_What you will do_: Take every line from the listing below that includes "улице" and copy it.

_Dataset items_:
-- Begin --

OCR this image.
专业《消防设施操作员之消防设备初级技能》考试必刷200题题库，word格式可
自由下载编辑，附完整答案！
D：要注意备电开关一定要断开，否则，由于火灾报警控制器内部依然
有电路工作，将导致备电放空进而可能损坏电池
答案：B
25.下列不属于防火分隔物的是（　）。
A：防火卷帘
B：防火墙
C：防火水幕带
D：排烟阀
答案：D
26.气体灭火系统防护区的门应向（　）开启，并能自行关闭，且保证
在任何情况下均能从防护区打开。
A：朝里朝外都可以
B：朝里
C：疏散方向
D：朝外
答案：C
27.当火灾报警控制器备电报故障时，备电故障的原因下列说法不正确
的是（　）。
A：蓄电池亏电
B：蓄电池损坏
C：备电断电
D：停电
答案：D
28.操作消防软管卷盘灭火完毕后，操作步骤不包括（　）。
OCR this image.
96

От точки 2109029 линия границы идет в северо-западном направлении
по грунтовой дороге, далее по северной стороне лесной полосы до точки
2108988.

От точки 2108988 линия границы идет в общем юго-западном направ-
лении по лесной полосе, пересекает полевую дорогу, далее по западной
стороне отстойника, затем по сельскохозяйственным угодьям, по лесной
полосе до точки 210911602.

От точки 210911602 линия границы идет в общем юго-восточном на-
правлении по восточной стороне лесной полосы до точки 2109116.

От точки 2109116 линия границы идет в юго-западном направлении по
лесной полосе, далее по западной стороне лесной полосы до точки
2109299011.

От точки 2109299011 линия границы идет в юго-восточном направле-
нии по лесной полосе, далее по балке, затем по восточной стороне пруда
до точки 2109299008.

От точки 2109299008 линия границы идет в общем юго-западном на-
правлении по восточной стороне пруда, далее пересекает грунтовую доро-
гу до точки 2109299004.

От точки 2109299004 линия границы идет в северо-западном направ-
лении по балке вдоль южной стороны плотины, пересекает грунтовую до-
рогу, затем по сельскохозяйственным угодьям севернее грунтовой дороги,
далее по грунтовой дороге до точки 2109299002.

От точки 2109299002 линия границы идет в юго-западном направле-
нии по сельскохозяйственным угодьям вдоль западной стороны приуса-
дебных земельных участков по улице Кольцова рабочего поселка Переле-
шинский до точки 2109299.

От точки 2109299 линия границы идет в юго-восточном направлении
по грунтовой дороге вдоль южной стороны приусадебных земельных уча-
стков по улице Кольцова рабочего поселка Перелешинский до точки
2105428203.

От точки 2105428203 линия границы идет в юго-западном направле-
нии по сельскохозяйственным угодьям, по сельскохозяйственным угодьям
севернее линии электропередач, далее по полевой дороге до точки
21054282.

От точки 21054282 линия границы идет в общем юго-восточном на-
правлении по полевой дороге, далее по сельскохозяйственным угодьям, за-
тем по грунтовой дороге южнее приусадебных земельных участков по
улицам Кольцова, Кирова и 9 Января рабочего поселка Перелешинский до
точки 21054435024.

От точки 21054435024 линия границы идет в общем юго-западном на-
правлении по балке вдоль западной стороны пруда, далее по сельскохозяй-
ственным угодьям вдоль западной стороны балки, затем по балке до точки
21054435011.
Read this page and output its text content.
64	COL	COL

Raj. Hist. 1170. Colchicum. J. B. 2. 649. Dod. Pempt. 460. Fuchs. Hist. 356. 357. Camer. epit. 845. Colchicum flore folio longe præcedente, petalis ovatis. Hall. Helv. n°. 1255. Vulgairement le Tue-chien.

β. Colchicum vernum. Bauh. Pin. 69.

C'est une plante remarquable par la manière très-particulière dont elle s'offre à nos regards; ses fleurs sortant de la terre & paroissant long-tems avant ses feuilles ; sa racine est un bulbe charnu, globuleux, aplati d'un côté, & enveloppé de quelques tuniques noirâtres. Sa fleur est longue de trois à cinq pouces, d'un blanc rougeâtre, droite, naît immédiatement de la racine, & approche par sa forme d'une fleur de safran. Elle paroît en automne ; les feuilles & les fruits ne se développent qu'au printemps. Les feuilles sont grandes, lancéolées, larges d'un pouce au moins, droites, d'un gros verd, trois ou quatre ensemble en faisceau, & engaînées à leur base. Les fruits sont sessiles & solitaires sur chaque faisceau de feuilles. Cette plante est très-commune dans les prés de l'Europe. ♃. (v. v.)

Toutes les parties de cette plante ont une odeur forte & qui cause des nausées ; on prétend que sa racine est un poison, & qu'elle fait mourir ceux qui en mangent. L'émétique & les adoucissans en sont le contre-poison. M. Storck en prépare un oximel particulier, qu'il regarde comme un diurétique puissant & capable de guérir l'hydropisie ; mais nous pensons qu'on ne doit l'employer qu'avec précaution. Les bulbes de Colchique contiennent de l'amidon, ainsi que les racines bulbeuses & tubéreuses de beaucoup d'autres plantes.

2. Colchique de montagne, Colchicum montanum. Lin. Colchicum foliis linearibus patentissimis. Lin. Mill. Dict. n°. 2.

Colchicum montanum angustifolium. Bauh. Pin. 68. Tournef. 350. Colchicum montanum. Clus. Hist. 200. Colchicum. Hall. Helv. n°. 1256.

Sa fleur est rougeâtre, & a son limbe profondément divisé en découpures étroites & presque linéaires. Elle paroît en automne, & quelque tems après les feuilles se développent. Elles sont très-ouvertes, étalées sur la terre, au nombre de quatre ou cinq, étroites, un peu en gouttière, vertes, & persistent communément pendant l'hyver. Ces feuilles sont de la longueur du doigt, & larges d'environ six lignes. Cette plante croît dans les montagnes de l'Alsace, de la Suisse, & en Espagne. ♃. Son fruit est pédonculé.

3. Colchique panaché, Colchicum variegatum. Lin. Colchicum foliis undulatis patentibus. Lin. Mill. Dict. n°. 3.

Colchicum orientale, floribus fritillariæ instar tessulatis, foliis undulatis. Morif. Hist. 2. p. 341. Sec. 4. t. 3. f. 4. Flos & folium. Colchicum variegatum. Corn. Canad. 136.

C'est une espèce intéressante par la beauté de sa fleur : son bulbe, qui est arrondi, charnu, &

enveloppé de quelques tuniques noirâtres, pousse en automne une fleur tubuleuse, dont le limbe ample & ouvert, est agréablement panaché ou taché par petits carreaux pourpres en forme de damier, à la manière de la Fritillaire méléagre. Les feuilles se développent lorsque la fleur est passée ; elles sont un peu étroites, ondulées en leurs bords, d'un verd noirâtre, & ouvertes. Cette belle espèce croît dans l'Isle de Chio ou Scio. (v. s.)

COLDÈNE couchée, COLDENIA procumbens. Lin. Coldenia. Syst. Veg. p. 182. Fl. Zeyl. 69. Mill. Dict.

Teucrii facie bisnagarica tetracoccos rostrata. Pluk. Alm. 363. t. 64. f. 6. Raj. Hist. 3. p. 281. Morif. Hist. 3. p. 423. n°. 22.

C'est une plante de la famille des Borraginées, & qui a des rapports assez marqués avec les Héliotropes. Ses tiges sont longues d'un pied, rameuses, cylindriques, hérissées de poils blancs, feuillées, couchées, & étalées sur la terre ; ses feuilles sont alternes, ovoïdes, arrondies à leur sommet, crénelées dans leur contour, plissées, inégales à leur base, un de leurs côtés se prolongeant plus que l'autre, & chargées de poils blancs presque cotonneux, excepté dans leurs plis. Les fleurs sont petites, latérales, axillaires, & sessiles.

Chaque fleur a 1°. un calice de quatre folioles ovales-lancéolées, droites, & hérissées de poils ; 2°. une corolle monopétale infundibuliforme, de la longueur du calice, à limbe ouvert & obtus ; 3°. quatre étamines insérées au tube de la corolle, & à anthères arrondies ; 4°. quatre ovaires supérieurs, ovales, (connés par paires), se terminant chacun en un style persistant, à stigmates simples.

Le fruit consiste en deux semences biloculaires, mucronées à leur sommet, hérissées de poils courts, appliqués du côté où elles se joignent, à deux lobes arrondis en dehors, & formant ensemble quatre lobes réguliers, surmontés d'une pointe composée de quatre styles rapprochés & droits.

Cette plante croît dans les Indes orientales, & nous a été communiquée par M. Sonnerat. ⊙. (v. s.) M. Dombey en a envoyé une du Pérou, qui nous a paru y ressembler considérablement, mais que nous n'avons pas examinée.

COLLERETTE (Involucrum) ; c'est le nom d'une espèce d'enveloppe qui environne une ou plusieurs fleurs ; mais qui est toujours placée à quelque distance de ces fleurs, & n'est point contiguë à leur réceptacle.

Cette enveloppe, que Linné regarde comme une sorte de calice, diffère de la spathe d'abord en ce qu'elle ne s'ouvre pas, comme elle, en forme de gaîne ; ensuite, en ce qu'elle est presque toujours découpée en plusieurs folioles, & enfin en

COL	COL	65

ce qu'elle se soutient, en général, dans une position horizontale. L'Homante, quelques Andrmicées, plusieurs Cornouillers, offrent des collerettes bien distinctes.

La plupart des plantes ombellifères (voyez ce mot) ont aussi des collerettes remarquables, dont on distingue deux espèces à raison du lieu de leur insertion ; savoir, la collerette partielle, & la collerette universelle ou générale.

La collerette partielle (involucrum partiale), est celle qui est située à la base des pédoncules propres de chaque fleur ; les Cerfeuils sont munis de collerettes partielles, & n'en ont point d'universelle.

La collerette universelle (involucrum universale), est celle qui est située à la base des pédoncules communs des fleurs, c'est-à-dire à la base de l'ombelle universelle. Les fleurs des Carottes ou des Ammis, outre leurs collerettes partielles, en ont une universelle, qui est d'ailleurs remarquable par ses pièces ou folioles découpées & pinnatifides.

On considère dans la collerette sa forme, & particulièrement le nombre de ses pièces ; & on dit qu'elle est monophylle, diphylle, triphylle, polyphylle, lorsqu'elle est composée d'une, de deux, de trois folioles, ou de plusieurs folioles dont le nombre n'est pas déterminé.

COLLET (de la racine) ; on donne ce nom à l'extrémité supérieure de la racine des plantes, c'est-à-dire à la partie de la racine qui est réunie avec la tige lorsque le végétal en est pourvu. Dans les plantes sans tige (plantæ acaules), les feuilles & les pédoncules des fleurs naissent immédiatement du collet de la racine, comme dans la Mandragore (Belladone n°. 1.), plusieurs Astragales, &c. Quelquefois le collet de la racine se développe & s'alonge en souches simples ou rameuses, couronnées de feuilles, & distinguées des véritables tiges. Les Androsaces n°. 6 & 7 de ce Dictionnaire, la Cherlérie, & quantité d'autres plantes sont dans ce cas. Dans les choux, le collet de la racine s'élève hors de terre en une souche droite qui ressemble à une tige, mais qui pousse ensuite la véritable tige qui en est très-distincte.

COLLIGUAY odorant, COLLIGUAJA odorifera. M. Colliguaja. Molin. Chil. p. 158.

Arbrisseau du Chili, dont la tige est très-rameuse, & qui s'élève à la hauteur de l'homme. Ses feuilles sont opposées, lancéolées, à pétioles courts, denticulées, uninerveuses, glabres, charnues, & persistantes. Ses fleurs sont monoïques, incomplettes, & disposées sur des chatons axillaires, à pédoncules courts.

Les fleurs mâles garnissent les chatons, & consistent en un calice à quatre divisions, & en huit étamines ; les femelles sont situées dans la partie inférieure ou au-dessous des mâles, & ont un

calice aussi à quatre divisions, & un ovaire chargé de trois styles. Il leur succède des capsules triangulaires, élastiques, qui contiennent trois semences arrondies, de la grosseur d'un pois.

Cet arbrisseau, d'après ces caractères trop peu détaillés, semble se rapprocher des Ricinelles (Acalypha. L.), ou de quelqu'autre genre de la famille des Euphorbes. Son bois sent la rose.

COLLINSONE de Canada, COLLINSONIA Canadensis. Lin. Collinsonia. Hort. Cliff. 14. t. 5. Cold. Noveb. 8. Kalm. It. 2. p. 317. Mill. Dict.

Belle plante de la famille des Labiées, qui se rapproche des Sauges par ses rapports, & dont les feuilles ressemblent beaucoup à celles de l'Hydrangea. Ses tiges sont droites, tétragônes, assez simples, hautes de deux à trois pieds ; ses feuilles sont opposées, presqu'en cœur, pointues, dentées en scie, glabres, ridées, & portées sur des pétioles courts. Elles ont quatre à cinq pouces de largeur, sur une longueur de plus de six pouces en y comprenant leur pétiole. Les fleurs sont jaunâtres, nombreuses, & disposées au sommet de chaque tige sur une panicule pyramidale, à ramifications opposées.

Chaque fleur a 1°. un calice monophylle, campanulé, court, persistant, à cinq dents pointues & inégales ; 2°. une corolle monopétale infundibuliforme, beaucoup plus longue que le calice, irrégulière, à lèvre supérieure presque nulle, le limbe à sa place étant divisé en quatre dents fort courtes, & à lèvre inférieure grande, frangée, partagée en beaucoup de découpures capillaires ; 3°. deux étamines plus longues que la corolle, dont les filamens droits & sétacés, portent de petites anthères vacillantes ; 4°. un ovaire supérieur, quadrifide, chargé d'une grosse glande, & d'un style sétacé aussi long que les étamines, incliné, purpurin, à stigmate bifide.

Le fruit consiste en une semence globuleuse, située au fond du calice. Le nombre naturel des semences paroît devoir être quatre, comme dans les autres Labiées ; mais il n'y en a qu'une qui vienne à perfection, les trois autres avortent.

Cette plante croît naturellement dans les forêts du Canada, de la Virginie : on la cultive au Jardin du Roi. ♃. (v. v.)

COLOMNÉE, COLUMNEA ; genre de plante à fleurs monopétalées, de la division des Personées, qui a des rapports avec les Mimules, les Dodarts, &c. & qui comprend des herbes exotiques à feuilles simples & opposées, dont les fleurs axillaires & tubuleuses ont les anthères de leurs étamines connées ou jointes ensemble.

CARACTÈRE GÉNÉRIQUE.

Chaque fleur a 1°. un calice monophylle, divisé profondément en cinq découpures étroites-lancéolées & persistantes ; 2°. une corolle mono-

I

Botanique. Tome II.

-- End --

_Answer to this exercise_:
дебных земельных участков по улице Кольцова рабочего поселка Переле-
стков по улице Кольцова рабочего поселка Перелешинский до точки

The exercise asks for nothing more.